- [Task to carry out] Write the data out again in full, with no departure from the original.

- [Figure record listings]

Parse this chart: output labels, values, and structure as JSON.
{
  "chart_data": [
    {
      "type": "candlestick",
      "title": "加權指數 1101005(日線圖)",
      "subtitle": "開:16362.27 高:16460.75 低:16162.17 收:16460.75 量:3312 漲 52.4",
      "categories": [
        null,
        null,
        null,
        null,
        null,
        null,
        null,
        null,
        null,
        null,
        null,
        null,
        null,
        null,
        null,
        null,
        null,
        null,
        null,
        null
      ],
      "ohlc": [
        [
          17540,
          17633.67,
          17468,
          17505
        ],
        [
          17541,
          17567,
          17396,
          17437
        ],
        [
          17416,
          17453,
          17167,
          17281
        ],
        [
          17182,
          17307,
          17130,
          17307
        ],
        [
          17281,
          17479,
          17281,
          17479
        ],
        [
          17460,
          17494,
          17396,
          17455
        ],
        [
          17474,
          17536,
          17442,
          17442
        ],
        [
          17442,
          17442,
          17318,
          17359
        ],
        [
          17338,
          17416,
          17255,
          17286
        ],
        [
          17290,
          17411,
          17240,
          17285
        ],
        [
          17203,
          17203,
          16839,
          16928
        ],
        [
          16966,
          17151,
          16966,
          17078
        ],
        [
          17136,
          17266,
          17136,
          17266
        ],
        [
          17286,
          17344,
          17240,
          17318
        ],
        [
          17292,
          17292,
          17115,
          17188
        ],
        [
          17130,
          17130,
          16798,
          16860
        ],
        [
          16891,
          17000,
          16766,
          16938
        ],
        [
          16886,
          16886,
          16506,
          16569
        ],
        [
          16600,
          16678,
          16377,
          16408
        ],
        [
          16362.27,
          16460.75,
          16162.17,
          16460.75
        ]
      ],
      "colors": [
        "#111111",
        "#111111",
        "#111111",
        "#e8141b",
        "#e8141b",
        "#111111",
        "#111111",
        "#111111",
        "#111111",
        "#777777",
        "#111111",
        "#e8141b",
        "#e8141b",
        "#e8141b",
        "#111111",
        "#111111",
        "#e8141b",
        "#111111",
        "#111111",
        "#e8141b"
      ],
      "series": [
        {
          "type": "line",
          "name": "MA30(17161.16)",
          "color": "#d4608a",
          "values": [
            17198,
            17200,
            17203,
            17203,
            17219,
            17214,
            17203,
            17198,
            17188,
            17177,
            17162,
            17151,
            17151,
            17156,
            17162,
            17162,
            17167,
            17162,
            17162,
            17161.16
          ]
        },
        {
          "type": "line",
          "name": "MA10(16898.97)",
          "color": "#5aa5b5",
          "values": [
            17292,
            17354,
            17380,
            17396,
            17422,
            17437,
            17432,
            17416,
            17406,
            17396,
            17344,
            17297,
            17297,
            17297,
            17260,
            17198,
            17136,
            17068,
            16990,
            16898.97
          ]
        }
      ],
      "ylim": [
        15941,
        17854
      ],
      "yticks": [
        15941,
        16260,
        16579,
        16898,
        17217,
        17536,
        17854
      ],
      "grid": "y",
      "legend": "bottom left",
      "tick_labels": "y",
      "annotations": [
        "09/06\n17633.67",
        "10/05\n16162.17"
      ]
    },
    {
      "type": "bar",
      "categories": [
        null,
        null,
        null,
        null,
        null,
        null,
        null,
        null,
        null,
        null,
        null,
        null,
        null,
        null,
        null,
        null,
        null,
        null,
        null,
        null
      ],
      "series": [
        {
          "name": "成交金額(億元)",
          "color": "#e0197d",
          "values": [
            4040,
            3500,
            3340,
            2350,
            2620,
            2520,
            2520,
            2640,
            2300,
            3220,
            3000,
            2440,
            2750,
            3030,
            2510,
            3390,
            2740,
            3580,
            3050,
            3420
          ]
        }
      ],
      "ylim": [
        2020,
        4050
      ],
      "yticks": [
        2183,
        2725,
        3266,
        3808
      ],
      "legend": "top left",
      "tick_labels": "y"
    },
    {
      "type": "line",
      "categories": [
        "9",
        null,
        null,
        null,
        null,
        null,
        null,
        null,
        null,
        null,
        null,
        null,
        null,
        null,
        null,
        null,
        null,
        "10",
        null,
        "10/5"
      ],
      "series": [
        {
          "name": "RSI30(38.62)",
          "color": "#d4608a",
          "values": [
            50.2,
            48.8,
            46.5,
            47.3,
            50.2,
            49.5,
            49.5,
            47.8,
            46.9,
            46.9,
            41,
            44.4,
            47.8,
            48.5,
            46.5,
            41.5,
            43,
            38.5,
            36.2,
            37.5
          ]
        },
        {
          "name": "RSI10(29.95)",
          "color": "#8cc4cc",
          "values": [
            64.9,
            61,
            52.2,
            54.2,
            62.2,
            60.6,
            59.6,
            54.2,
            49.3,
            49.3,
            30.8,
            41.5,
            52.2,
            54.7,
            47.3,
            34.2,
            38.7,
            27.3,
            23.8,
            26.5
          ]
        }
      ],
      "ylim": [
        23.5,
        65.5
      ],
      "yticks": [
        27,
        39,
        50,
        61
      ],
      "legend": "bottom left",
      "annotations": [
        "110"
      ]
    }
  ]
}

- [Correct result]
Parse this chart: output labels, values, and structure as JSON.
{
  "chart_data": [
    {
      "type": "candlestick",
      "title": "加權指數 1101005(日線圖)",
      "subtitle": "開:16362.27 高:16460.75 低:16162.17 收:16460.75 量:3312 漲 52.4",
      "categories": [
        null,
        null,
        null,
        null,
        null,
        null,
        null,
        null,
        null,
        null,
        null,
        null,
        null,
        null,
        null,
        null,
        null,
        null,
        null,
        null
      ],
      "ohlc": [
        [
          17540,
          17633.67,
          17468,
          17505
        ],
        [
          17541,
          17567,
          17396,
          17437
        ],
        [
          17416,
          17453,
          17167,
          17281
        ],
        [
          17182,
          17307,
          17130,
          17307
        ],
        [
          17281,
          17479,
          17281,
          17479
        ],
        [
          17460,
          17494,
          17396,
          17455
        ],
        [
          17474,
          17536,
          17442,
          17442
        ],
        [
          17442,
          17442,
          17318,
          17359
        ],
        [
          17338,
          17416,
          17255,
          17286
        ],
        [
          17290,
          17411,
          17240,
          17285
        ],
        [
          17203,
          17203,
          16839,
          16928
        ],
        [
          16966,
          17151,
          16966,
          17078
        ],
        [
          17136,
          17266,
          17136,
          17266
        ],
        [
          17286,
          17344,
          17240,
          17318
        ],
        [
          17292,
          17292,
          17115,
          17188
        ],
        [
          17130,
          17130,
          16798,
          16860
        ],
        [
          16891,
          17000,
          16766,
          16938
        ],
        [
          16886,
          16886,
          16506,
          16569
        ],
        [
          16600,
          16678,
          16377,
          16408
        ],
        [
          16362.27,
          16460.75,
          16162.17,
          16460.75
        ]
      ],
      "colors": [
        "#111111",
        "#111111",
        "#111111",
        "#e8141b",
        "#e8141b",
        "#111111",
        "#111111",
        "#111111",
        "#111111",
        "#777777",
        "#111111",
        "#e8141b",
        "#e8141b",
        "#e8141b",
        "#111111",
        "#111111",
        "#e8141b",
        "#111111",
        "#111111",
        "#e8141b"
      ],
      "series": [
        {
          "type": "line",
          "name": "MA30(17161.16)",
          "color": "#d4608a",
          "values": [
            17198,
            17200,
            17203,
            17203,
            17219,
            17214,
            17203,
            17198,
            17188,
            17177,
            17162,
            17151,
            17151,
            17156,
            17162,
            17162,
            17167,
            17162,
            17162,
            17161.16
          ]
        },
        {
          "type": "line",
          "name": "MA10(16898.97)",
          "color": "#5aa5b5",
          "values": [
            17292,
            17354,
            17380,
            17396,
            17422,
            17437,
            17432,
            17416,
            17406,
            17396,
            17344,
            17297,
            17297,
            17297,
            17260,
            17198,
            17136,
            17068,
            16990,
            16898.97
          ]
        }
      ],
      "ylim": [
        15941,
        17854
      ],
      "yticks": [
        15941,
        16260,
        16579,
        16898,
        17217,
        17536,
        17854
      ],
      "grid": "y",
      "legend": "bottom left",
      "tick_labels": "y",
      "annotations": [
        "09/06\n17633.67",
        "10/05\n16162.17"
      ]
    },
    {
      "type": "bar",
      "categories": [
        null,
        null,
        null,
        null,
        null,
        null,
        null,
        null,
        null,
        null,
        null,
        null,
        null,
        null,
        null,
        null,
        null,
        null,
        null,
        null
      ],
      "series": [
        {
          "name": "成交金額(億元)",
          "color": "#e0197d",
          "values": [
            4040,
            3500,
            3340,
            2350,
            2620,
            2520,
            2520,
            2640,
            2300,
            3220,
            3000,
            2440,
            2750,
            3030,
            2510,
            3390,
            2740,
            3580,
            3050,
            3420
          ]
        }
      ],
      "ylim": [
        2020,
        4050
      ],
      "yticks": [
        2183,
        2725,
        3266,
        3808
      ],
      "legend": "top left",
      "tick_labels": "y"
    },
    {
      "type": "line",
      "categories": [
        "9",
        null,
        null,
        null,
        null,
        null,
        null,
        null,
        null,
        null,
        null,
        null,
        null,
        null,
        null,
        null,
        null,
        "10",
        null,
        "10/5"
      ],
      "series": [
        {
          "name": "RSI30(38.62)",
          "color": "#d4608a",
          "values": [
            50.2,
            48.8,
            46.5,
            47.3,
            50.2,
            49.5,
            49.5,
            47.8,
            46.9,
            46.9,
            41,
            44.4,
            47.8,
            48.5,
            46.5,
            41.5,
            43,
            38.5,
            36.2,
            37.5
          ]
        },
        {
          "name": "RSI10(29.95)",
          "color": "#8cc4cc",
          "values": [
            64.9,
            61,
            52.2,
            54.2,
            62.2,
            60.6,
            59.6,
            54.2,
            49.3,
            49.3,
            30.8,
            41.5,
            52.2,
            54.7,
            47.3,
            34.2,
            38.7,
            27.3,
            23.8,
            26.5
          ]
        }
      ],
      "ylim": [
        23.5,
        65.5
      ],
      "yticks": [
        27,
        39,
        50,
        61
      ],
      "legend": "bottom left",
      "annotations": [
        "110"
      ]
    }
  ]
}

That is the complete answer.